:: SOURCE RECORDS

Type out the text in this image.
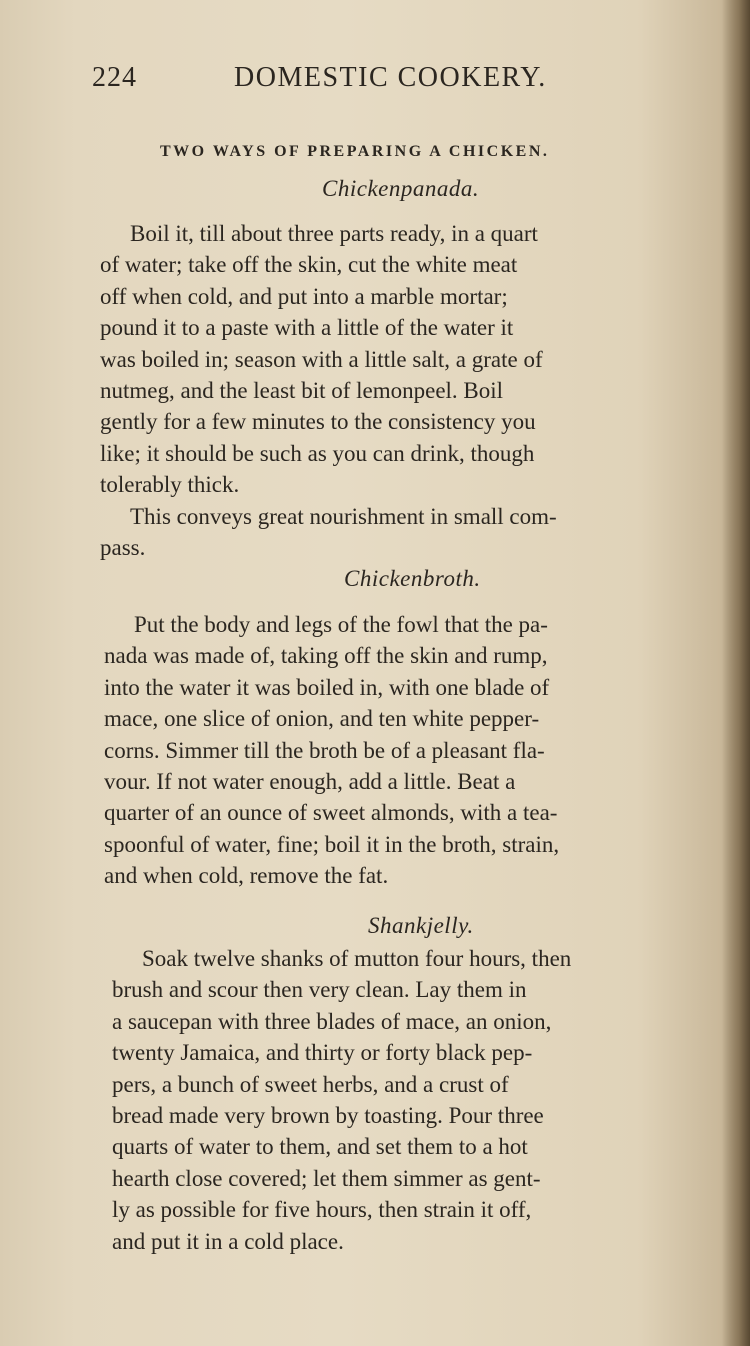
224	DOMESTIC COOKERY.
TWO WAYS OF PREPARING A CHICKEN.
Chickenpanada.
Boil it, till about three parts ready, in a quart
of water; take off the skin, cut the white meat
off when cold, and put into a marble mortar;
pound it to a paste with a little of the water it
was boiled in; season with a little salt, a grate of
nutmeg, and the least bit of lemonpeel. Boil
gently for a few minutes to the consistency you
like; it should be such as you can drink, though
tolerably thick.
This conveys great nourishment in small com-
pass.
Chickenbroth.
Put the body and legs of the fowl that the pa-
nada was made of, taking off the skin and rump,
into the water it was boiled in, with one blade of
mace, one slice of onion, and ten white pepper-
corns. Simmer till the broth be of a pleasant fla-
vour. If not water enough, add a little. Beat a
quarter of an ounce of sweet almonds, with a tea-
spoonful of water, fine; boil it in the broth, strain,
and when cold, remove the fat.
Shankjelly.
Soak twelve shanks of mutton four hours, then
brush and scour then very clean. Lay them in
a saucepan with three blades of mace, an onion,
twenty Jamaica, and thirty or forty black pep-
pers, a bunch of sweet herbs, and a crust of
bread made very brown by toasting. Pour three
quarts of water to them, and set them to a hot
hearth close covered; let them simmer as gent-
ly as possible for five hours, then strain it off,
and put it in a cold place.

::::

SET EXERCISE ::
Pictures stay out; repeat all the rest of the records exactly.

SOLUTION TO THIS EXERCISE ::
Type out the text in this image.
224	DOMESTIC COOKERY.
TWO WAYS OF PREPARING A CHICKEN.
Chickenpanada.
Boil it, till about three parts ready, in a quart
of water; take off the skin, cut the white meat
off when cold, and put into a marble mortar;
pound it to a paste with a little of the water it
was boiled in; season with a little salt, a grate of
nutmeg, and the least bit of lemonpeel. Boil
gently for a few minutes to the consistency you
like; it should be such as you can drink, though
tolerably thick.
This conveys great nourishment in small com-
pass.
Chickenbroth.
Put the body and legs of the fowl that the pa-
nada was made of, taking off the skin and rump,
into the water it was boiled in, with one blade of
mace, one slice of onion, and ten white pepper-
corns. Simmer till the broth be of a pleasant fla-
vour. If not water enough, add a little. Beat a
quarter of an ounce of sweet almonds, with a tea-
spoonful of water, fine; boil it in the broth, strain,
and when cold, remove the fat.
Shankjelly.
Soak twelve shanks of mutton four hours, then
brush and scour then very clean. Lay them in
a saucepan with three blades of mace, an onion,
twenty Jamaica, and thirty or forty black pep-
pers, a bunch of sweet herbs, and a crust of
bread made very brown by toasting. Pour three
quarts of water to them, and set them to a hot
hearth close covered; let them simmer as gent-
ly as possible for five hours, then strain it off,
and put it in a cold place.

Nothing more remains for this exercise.